■ WORK INSTRUCTIONS ■
Will you quote all of the entries, word for word?

■ EXERCISE MATERIALS ■
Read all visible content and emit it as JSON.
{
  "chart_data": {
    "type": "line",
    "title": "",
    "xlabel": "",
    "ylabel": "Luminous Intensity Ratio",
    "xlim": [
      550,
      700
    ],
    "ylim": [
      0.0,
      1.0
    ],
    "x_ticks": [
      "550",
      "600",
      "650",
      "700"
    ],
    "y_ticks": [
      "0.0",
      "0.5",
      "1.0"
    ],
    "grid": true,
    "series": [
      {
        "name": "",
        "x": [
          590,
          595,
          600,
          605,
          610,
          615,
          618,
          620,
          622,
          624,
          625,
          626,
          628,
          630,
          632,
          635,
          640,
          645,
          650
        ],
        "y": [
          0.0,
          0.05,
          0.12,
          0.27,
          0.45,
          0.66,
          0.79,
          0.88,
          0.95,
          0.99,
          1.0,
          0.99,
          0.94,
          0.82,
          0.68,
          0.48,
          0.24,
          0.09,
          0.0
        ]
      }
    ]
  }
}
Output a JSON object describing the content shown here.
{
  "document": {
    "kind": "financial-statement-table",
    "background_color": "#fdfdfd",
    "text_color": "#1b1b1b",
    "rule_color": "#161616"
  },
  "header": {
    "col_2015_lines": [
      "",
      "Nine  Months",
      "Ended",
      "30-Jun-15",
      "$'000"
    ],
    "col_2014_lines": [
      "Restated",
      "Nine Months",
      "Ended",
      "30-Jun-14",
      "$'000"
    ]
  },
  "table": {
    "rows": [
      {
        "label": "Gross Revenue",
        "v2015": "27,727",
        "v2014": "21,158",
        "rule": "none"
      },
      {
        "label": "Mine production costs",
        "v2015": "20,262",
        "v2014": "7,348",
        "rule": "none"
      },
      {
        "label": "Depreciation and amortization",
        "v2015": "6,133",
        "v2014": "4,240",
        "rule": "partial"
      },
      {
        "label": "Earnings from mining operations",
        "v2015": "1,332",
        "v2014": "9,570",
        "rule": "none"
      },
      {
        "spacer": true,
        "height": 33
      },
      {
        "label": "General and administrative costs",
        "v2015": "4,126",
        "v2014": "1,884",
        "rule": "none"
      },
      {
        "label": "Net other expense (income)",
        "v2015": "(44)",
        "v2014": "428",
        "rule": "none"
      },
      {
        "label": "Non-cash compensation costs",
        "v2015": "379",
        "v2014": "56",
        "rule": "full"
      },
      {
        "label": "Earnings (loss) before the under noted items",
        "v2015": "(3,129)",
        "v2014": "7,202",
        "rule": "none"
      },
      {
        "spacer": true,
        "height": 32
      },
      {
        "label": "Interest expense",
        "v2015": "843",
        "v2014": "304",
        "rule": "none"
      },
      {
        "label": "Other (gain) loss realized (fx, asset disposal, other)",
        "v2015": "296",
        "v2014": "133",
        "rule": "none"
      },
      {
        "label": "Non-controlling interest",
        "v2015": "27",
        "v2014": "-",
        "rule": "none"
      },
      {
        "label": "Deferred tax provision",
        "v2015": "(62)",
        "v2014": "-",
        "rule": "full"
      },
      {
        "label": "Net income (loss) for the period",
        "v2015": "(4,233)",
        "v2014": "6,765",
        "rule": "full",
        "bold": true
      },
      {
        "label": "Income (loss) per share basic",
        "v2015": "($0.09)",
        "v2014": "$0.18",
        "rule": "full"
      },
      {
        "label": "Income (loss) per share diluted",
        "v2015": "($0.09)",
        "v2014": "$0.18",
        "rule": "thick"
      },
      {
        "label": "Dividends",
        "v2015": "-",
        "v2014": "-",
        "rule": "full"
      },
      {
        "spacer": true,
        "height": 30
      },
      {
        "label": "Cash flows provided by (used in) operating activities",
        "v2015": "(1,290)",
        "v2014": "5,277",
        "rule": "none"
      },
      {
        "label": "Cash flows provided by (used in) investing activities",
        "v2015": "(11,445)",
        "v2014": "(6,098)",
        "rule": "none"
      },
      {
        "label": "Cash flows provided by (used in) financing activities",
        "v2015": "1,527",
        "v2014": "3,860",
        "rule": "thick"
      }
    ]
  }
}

■ RESPONSE TO THIS EXERCISE ■
Read all visible content and emit it as JSON.
{
  "chart_data": {
    "type": "line",
    "title": "",
    "xlabel": "",
    "ylabel": "Luminous Intensity Ratio",
    "xlim": [
      550,
      700
    ],
    "ylim": [
      0.0,
      1.0
    ],
    "x_ticks": [
      "550",
      "600",
      "650",
      "700"
    ],
    "y_ticks": [
      "0.0",
      "0.5",
      "1.0"
    ],
    "grid": true,
    "series": [
      {
        "name": "",
        "x": [
          590,
          595,
          600,
          605,
          610,
          615,
          618,
          620,
          622,
          624,
          625,
          626,
          628,
          630,
          632,
          635,
          640,
          645,
          650
        ],
        "y": [
          0.0,
          0.05,
          0.12,
          0.27,
          0.45,
          0.66,
          0.79,
          0.88,
          0.95,
          0.99,
          1.0,
          0.99,
          0.94,
          0.82,
          0.68,
          0.48,
          0.24,
          0.09,
          0.0
        ]
      }
    ]
  }
}
Output a JSON object describing the content shown here.
{
  "document": {
    "kind": "financial-statement-table",
    "background_color": "#fdfdfd",
    "text_color": "#1b1b1b",
    "rule_color": "#161616"
  },
  "header": {
    "col_2015_lines": [
      "",
      "Nine  Months",
      "Ended",
      "30-Jun-15",
      "$'000"
    ],
    "col_2014_lines": [
      "Restated",
      "Nine Months",
      "Ended",
      "30-Jun-14",
      "$'000"
    ]
  },
  "table": {
    "rows": [
      {
        "label": "Gross Revenue",
        "v2015": "27,727",
        "v2014": "21,158",
        "rule": "none"
      },
      {
        "label": "Mine production costs",
        "v2015": "20,262",
        "v2014": "7,348",
        "rule": "none"
      },
      {
        "label": "Depreciation and amortization",
        "v2015": "6,133",
        "v2014": "4,240",
        "rule": "partial"
      },
      {
        "label": "Earnings from mining operations",
        "v2015": "1,332",
        "v2014": "9,570",
        "rule": "none"
      },
      {
        "spacer": true,
        "height": 33
      },
      {
        "label": "General and administrative costs",
        "v2015": "4,126",
        "v2014": "1,884",
        "rule": "none"
      },
      {
        "label": "Net other expense (income)",
        "v2015": "(44)",
        "v2014": "428",
        "rule": "none"
      },
      {
        "label": "Non-cash compensation costs",
        "v2015": "379",
        "v2014": "56",
        "rule": "full"
      },
      {
        "label": "Earnings (loss) before the under noted items",
        "v2015": "(3,129)",
        "v2014": "7,202",
        "rule": "none"
      },
      {
        "spacer": true,
        "height": 32
      },
      {
        "label": "Interest expense",
        "v2015": "843",
        "v2014": "304",
        "rule": "none"
      },
      {
        "label": "Other (gain) loss realized (fx, asset disposal, other)",
        "v2015": "296",
        "v2014": "133",
        "rule": "none"
      },
      {
        "label": "Non-controlling interest",
        "v2015": "27",
        "v2014": "-",
        "rule": "none"
      },
      {
        "label": "Deferred tax provision",
        "v2015": "(62)",
        "v2014": "-",
        "rule": "full"
      },
      {
        "label": "Net income (loss) for the period",
        "v2015": "(4,233)",
        "v2014": "6,765",
        "rule": "full",
        "bold": true
      },
      {
        "label": "Income (loss) per share basic",
        "v2015": "($0.09)",
        "v2014": "$0.18",
        "rule": "full"
      },
      {
        "label": "Income (loss) per share diluted",
        "v2015": "($0.09)",
        "v2014": "$0.18",
        "rule": "thick"
      },
      {
        "label": "Dividends",
        "v2015": "-",
        "v2014": "-",
        "rule": "full"
      },
      {
        "spacer": true,
        "height": 30
      },
      {
        "label": "Cash flows provided by (used in) operating activities",
        "v2015": "(1,290)",
        "v2014": "5,277",
        "rule": "none"
      },
      {
        "label": "Cash flows provided by (used in) investing activities",
        "v2015": "(11,445)",
        "v2014": "(6,098)",
        "rule": "none"
      },
      {
        "label": "Cash flows provided by (used in) financing activities",
        "v2015": "1,527",
        "v2014": "3,860",
        "rule": "thick"
      }
    ]
  }
}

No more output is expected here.